Task description: Count every line that has the word "JSON". Give the number, without anything more.
+--
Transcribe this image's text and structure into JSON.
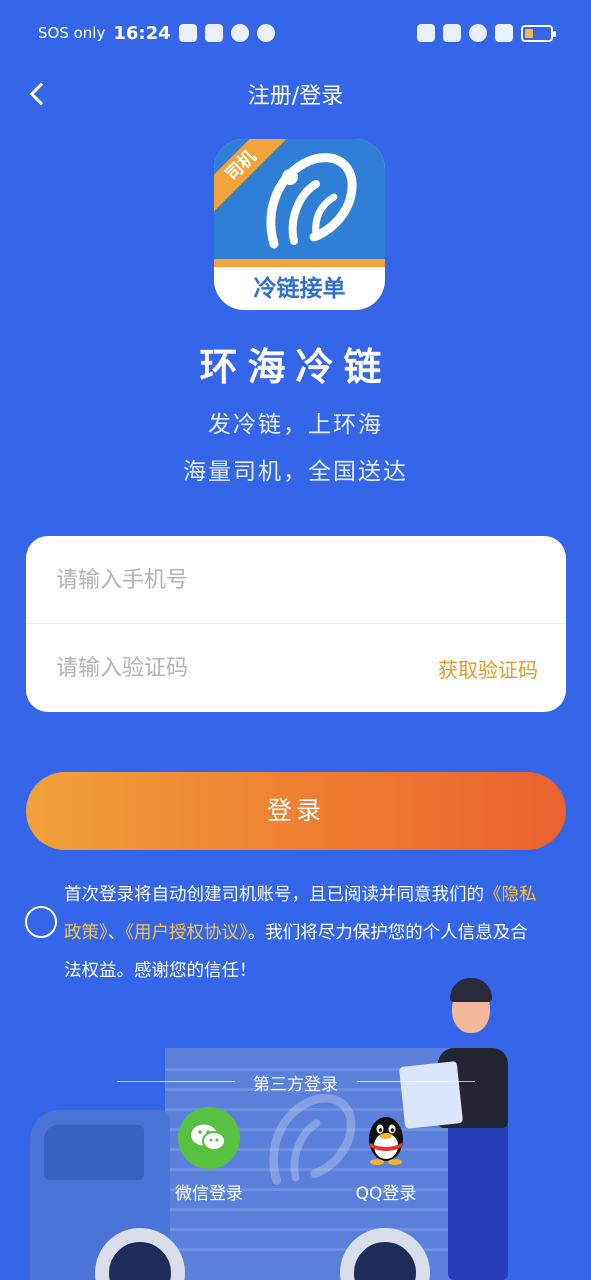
{
  "status_bar": {
    "carrier": "SOS only",
    "time": "16:24"
  },
  "nav": {
    "title": "注册/登录"
  },
  "logo": {
    "badge": "司机",
    "caption": "冷链接单"
  },
  "app_name": "环海冷链",
  "slogan": {
    "line1": "发冷链，上环海",
    "line2": "海量司机，全国送达"
  },
  "form": {
    "phone_placeholder": "请输入手机号",
    "code_placeholder": "请输入验证码",
    "get_code_label": "获取验证码"
  },
  "login_button": "登录",
  "agreement": {
    "text_before": "首次登录将自动创建司机账号，且已阅读并同意我们的",
    "privacy_link": "《隐私政策》",
    "separator": "、",
    "terms_link": "《用户授权协议》",
    "text_after": "。我们将尽力保护您的个人信息及合法权益。感谢您的信任！"
  },
  "third_party": {
    "title": "第三方登录",
    "wechat_label": "微信登录",
    "qq_label": "QQ登录"
  },
  "colors": {
    "background": "#3566ea",
    "accent": "#e39b2b",
    "button_start": "#f1a13a",
    "button_end": "#ea6130",
    "wechat": "#59c142"
  }
}
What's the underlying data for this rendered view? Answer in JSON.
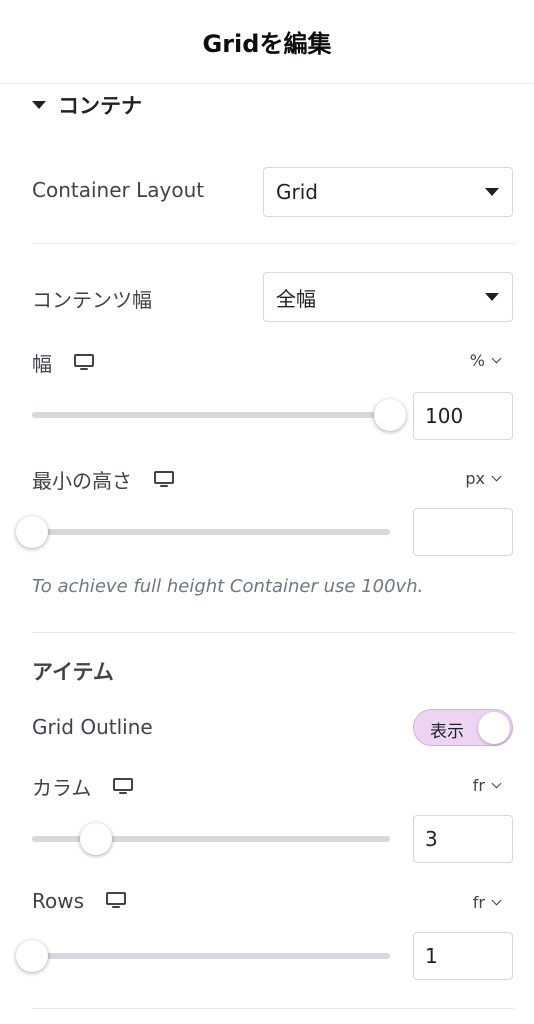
+--
Task output: 2